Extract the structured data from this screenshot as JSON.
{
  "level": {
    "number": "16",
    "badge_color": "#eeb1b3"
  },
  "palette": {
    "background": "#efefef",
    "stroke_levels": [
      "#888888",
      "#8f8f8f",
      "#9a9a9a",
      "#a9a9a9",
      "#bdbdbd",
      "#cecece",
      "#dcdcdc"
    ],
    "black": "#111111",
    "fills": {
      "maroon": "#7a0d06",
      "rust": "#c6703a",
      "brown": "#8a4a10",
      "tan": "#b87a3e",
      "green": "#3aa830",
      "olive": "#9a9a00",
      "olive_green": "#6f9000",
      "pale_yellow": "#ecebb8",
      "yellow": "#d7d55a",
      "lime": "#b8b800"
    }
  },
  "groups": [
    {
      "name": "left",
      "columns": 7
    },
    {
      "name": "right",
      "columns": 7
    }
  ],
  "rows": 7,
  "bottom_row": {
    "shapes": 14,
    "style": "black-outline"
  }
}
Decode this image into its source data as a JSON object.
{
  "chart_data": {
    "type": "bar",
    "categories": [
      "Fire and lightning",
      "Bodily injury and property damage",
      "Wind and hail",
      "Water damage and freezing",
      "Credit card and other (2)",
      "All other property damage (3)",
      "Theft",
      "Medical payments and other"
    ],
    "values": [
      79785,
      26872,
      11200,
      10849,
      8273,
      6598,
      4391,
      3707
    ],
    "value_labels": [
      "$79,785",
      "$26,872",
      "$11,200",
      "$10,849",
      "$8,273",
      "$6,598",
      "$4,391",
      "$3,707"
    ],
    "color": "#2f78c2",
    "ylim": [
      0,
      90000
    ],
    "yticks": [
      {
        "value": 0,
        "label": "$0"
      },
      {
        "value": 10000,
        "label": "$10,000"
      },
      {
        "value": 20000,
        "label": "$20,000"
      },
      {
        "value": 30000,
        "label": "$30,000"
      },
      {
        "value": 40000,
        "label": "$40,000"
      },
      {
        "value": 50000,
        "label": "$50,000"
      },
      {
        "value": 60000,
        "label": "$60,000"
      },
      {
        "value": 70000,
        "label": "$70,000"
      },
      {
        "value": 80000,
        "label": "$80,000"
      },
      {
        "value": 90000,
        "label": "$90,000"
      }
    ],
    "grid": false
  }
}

----------

→ Exercise directions: Each entry must be reproduced verbatim.

→ The result:
Extract the structured data from this screenshot as JSON.
{
  "level": {
    "number": "16",
    "badge_color": "#eeb1b3"
  },
  "palette": {
    "background": "#efefef",
    "stroke_levels": [
      "#888888",
      "#8f8f8f",
      "#9a9a9a",
      "#a9a9a9",
      "#bdbdbd",
      "#cecece",
      "#dcdcdc"
    ],
    "black": "#111111",
    "fills": {
      "maroon": "#7a0d06",
      "rust": "#c6703a",
      "brown": "#8a4a10",
      "tan": "#b87a3e",
      "green": "#3aa830",
      "olive": "#9a9a00",
      "olive_green": "#6f9000",
      "pale_yellow": "#ecebb8",
      "yellow": "#d7d55a",
      "lime": "#b8b800"
    }
  },
  "groups": [
    {
      "name": "left",
      "columns": 7
    },
    {
      "name": "right",
      "columns": 7
    }
  ],
  "rows": 7,
  "bottom_row": {
    "shapes": 14,
    "style": "black-outline"
  }
}
Decode this image into its source data as a JSON object.
{
  "chart_data": {
    "type": "bar",
    "categories": [
      "Fire and lightning",
      "Bodily injury and property damage",
      "Wind and hail",
      "Water damage and freezing",
      "Credit card and other (2)",
      "All other property damage (3)",
      "Theft",
      "Medical payments and other"
    ],
    "values": [
      79785,
      26872,
      11200,
      10849,
      8273,
      6598,
      4391,
      3707
    ],
    "value_labels": [
      "$79,785",
      "$26,872",
      "$11,200",
      "$10,849",
      "$8,273",
      "$6,598",
      "$4,391",
      "$3,707"
    ],
    "color": "#2f78c2",
    "ylim": [
      0,
      90000
    ],
    "yticks": [
      {
        "value": 0,
        "label": "$0"
      },
      {
        "value": 10000,
        "label": "$10,000"
      },
      {
        "value": 20000,
        "label": "$20,000"
      },
      {
        "value": 30000,
        "label": "$30,000"
      },
      {
        "value": 40000,
        "label": "$40,000"
      },
      {
        "value": 50000,
        "label": "$50,000"
      },
      {
        "value": 60000,
        "label": "$60,000"
      },
      {
        "value": 70000,
        "label": "$70,000"
      },
      {
        "value": 80000,
        "label": "$80,000"
      },
      {
        "value": 90000,
        "label": "$90,000"
      }
    ],
    "grid": false
  }
}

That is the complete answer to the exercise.